The exercise: Identify each line holding the string "отправлением" and copy it.

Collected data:
# # # # # # #

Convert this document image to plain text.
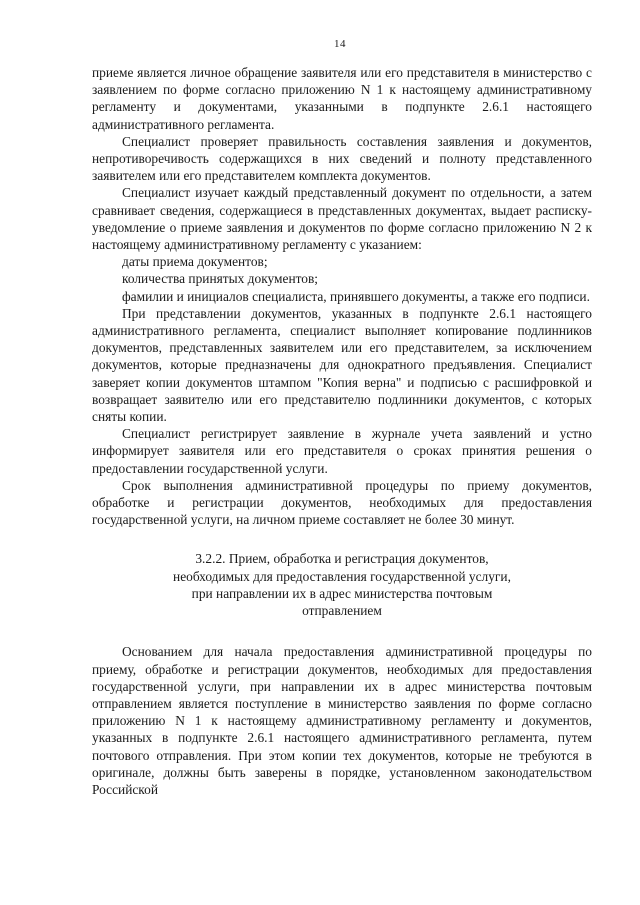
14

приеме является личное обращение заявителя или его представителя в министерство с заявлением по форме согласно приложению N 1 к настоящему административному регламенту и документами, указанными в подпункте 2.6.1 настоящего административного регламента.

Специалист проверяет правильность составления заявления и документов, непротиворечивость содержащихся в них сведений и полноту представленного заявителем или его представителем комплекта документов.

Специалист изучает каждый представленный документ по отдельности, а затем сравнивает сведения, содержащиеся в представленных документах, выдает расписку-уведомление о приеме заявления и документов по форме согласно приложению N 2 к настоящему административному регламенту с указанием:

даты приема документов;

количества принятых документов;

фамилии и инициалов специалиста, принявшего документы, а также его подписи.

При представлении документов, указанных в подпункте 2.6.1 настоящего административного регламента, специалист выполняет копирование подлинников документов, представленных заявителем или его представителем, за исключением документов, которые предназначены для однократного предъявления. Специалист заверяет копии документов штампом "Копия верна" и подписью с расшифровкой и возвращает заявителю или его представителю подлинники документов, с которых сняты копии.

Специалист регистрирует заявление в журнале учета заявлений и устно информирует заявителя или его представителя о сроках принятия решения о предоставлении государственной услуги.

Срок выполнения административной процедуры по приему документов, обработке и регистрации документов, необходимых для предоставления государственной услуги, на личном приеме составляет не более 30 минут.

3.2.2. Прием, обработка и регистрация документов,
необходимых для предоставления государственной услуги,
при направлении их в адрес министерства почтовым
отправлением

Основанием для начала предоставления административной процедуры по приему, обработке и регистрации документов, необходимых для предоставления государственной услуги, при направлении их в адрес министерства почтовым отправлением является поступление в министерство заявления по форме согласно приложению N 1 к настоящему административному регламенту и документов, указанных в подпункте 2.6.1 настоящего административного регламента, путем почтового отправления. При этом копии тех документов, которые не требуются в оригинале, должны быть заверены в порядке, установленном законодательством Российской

# # # # # # #

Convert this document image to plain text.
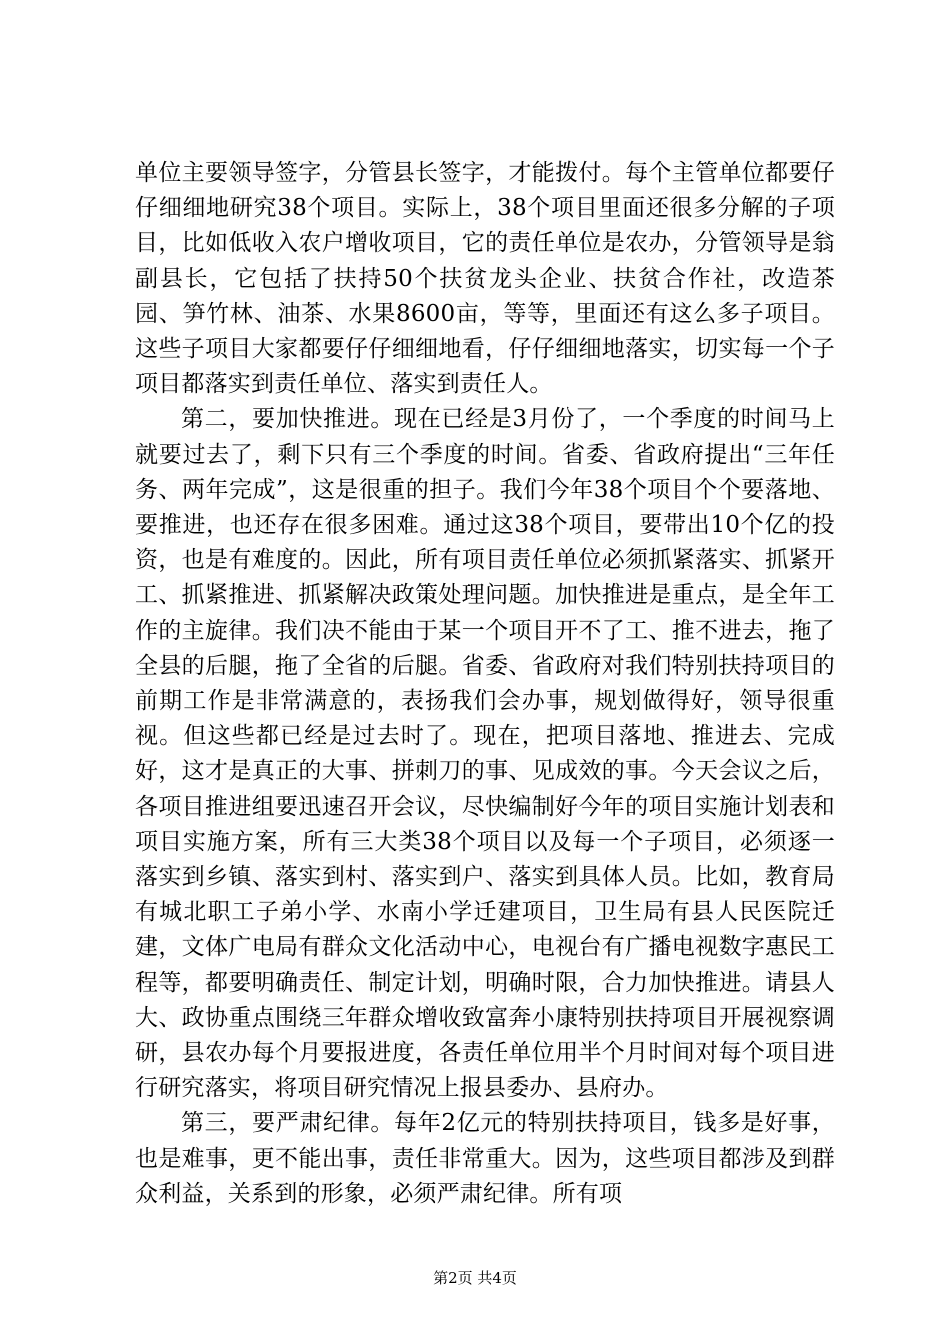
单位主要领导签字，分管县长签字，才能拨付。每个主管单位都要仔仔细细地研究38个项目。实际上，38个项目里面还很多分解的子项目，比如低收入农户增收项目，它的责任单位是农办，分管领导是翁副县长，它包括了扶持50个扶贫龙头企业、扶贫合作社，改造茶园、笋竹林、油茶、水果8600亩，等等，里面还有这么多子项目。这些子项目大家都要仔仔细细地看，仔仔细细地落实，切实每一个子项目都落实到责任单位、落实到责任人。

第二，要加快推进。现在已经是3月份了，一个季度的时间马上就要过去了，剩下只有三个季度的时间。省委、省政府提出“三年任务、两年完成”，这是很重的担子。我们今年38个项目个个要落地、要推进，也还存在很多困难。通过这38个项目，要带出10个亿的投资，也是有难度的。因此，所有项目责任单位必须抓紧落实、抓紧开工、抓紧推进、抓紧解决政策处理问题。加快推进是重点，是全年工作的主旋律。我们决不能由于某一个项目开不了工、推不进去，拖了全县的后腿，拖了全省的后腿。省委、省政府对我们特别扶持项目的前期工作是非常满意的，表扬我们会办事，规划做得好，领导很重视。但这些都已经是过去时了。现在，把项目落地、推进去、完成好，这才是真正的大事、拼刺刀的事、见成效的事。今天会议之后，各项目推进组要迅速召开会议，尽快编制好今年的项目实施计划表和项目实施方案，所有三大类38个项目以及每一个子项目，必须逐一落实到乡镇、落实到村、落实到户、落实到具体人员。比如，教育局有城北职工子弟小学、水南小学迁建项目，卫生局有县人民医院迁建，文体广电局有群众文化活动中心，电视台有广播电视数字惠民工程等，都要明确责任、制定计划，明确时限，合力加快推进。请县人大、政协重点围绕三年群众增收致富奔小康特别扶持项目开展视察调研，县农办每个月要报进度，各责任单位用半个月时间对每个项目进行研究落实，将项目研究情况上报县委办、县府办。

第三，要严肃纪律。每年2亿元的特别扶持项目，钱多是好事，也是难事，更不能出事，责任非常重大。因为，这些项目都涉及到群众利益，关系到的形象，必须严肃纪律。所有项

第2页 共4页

# # # # # # #

Solved exercise:
отправлением
Основанием для начала предоставления административной процедуры по приему, обработке и регистрации документов, необходимых для предоставления государственной услуги, при направлении их в адрес министерства почтовым отправлением является поступление в министерство заявления по форме согласно приложению N 1 к настоящему административному регламенту и документов, указанных в подпункте 2.6.1 настоящего административного регламента, путем почтового отправления. При этом копии тех документов, которые не требуются в оригинале, должны быть заверены в порядке, установленном законодательством Российской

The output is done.